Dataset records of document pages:
++++++++++++++++++++
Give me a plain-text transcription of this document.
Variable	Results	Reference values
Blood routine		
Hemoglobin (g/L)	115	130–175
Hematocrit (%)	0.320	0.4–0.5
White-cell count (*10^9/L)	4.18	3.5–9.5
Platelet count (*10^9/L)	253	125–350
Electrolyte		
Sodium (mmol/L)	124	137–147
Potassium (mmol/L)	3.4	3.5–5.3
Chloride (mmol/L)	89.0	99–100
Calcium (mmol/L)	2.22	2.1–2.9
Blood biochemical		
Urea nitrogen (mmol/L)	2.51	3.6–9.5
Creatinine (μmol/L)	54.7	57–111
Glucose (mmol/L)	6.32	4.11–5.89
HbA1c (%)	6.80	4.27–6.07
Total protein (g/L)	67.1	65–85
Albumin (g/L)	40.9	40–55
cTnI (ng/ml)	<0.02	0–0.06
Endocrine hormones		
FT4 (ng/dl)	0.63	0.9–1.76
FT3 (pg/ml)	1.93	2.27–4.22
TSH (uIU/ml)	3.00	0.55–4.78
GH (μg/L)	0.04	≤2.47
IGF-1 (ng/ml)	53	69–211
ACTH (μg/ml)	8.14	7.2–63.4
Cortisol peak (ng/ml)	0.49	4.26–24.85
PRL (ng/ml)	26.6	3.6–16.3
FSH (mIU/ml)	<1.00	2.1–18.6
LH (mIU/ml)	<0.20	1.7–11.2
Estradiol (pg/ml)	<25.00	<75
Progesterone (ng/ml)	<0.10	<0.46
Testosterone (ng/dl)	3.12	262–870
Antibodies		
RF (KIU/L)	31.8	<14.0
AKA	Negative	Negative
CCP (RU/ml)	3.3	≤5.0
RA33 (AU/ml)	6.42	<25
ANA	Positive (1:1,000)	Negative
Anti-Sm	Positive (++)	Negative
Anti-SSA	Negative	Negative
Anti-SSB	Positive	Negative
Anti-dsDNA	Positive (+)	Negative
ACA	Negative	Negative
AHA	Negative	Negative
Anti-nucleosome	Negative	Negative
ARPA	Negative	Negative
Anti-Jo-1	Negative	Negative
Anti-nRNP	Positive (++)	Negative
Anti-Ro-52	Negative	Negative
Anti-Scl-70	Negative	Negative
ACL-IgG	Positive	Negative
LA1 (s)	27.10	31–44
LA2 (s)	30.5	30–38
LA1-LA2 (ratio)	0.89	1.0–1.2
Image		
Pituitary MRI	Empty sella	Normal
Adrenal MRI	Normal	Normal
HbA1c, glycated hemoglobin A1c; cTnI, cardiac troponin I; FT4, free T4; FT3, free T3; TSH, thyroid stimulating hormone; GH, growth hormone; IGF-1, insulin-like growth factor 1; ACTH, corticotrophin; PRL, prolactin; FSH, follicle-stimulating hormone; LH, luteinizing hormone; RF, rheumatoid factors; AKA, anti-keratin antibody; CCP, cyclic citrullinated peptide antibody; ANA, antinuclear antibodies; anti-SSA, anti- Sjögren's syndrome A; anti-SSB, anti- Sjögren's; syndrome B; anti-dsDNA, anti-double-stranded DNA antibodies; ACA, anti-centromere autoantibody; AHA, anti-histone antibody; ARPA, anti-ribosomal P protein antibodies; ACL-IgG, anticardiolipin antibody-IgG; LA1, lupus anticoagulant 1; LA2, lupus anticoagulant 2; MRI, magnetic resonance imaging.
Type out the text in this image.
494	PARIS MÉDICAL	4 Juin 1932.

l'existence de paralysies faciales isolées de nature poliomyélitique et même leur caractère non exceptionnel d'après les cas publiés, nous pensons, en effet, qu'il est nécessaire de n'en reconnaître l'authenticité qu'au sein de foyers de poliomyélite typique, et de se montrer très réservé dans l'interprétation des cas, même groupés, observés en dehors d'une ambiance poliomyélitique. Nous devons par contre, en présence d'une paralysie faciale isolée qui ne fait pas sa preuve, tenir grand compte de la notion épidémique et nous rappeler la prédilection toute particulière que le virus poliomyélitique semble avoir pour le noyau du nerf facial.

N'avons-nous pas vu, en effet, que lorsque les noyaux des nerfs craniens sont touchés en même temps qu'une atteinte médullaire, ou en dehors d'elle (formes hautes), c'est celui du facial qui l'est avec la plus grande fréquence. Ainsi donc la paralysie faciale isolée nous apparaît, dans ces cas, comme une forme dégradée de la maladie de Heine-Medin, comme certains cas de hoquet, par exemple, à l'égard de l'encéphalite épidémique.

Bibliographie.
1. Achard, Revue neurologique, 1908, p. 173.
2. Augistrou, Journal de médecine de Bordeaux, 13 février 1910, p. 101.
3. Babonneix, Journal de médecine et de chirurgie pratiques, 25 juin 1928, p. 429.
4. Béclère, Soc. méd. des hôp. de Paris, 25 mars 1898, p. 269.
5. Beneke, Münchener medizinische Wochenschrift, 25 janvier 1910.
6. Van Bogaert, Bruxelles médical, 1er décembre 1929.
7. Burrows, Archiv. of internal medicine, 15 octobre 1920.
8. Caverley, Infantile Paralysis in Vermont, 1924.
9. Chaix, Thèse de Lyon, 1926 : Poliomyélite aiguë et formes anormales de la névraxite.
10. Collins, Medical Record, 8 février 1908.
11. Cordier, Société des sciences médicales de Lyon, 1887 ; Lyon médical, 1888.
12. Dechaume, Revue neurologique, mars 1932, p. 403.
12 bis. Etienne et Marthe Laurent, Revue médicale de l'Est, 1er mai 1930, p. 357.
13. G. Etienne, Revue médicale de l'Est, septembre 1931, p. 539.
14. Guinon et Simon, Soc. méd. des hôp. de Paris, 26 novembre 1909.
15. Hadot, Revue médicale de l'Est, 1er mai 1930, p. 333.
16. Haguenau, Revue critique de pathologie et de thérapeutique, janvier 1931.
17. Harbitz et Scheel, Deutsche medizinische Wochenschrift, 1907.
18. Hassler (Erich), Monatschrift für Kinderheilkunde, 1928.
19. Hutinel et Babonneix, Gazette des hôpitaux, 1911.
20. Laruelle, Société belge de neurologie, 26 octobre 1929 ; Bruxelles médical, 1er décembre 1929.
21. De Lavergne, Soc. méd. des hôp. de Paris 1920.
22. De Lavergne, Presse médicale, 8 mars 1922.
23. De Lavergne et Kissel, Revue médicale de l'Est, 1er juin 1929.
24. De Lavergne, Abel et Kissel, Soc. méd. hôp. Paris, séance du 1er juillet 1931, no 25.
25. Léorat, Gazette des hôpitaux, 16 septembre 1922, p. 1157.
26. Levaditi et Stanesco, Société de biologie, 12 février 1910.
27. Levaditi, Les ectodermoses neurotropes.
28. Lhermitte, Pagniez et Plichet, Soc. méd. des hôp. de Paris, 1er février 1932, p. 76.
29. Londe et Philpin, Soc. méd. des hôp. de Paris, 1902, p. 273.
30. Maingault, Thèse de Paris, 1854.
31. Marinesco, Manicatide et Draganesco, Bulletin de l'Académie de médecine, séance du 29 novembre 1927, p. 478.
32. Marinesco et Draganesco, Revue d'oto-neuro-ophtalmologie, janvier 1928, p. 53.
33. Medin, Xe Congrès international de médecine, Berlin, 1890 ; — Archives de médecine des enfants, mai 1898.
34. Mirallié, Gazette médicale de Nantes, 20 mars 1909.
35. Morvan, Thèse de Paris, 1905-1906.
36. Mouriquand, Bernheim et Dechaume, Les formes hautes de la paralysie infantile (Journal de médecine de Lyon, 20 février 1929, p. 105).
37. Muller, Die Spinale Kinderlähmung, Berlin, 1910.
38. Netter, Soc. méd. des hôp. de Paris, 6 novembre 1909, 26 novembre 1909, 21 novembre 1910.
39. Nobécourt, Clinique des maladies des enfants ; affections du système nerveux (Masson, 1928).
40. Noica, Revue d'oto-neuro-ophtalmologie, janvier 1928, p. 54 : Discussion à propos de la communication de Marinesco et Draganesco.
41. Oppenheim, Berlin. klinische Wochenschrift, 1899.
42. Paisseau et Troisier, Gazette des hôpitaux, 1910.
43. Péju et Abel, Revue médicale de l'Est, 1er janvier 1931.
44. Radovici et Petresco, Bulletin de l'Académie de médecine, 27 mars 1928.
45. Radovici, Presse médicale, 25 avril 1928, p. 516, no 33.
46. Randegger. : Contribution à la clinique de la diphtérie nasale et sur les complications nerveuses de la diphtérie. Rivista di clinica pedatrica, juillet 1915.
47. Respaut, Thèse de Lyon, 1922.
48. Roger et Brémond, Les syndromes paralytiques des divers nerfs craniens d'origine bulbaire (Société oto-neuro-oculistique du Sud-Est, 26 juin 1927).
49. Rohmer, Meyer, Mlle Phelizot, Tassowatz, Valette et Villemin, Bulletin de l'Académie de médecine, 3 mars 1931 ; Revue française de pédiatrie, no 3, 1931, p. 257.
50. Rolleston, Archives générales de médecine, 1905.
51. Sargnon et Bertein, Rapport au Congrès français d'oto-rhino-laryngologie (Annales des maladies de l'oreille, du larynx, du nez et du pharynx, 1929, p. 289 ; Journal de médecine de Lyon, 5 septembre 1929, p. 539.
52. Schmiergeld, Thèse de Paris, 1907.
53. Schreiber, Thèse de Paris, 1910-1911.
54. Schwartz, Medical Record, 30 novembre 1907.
++++++++++++++++++++
=== Exercise requirements ===
Wherever the word "text" occurs in the data above, copy the line it sits in.

=== Answer to this problem ===
Give me a plain-text transcription of this document.
Type out the text in this image.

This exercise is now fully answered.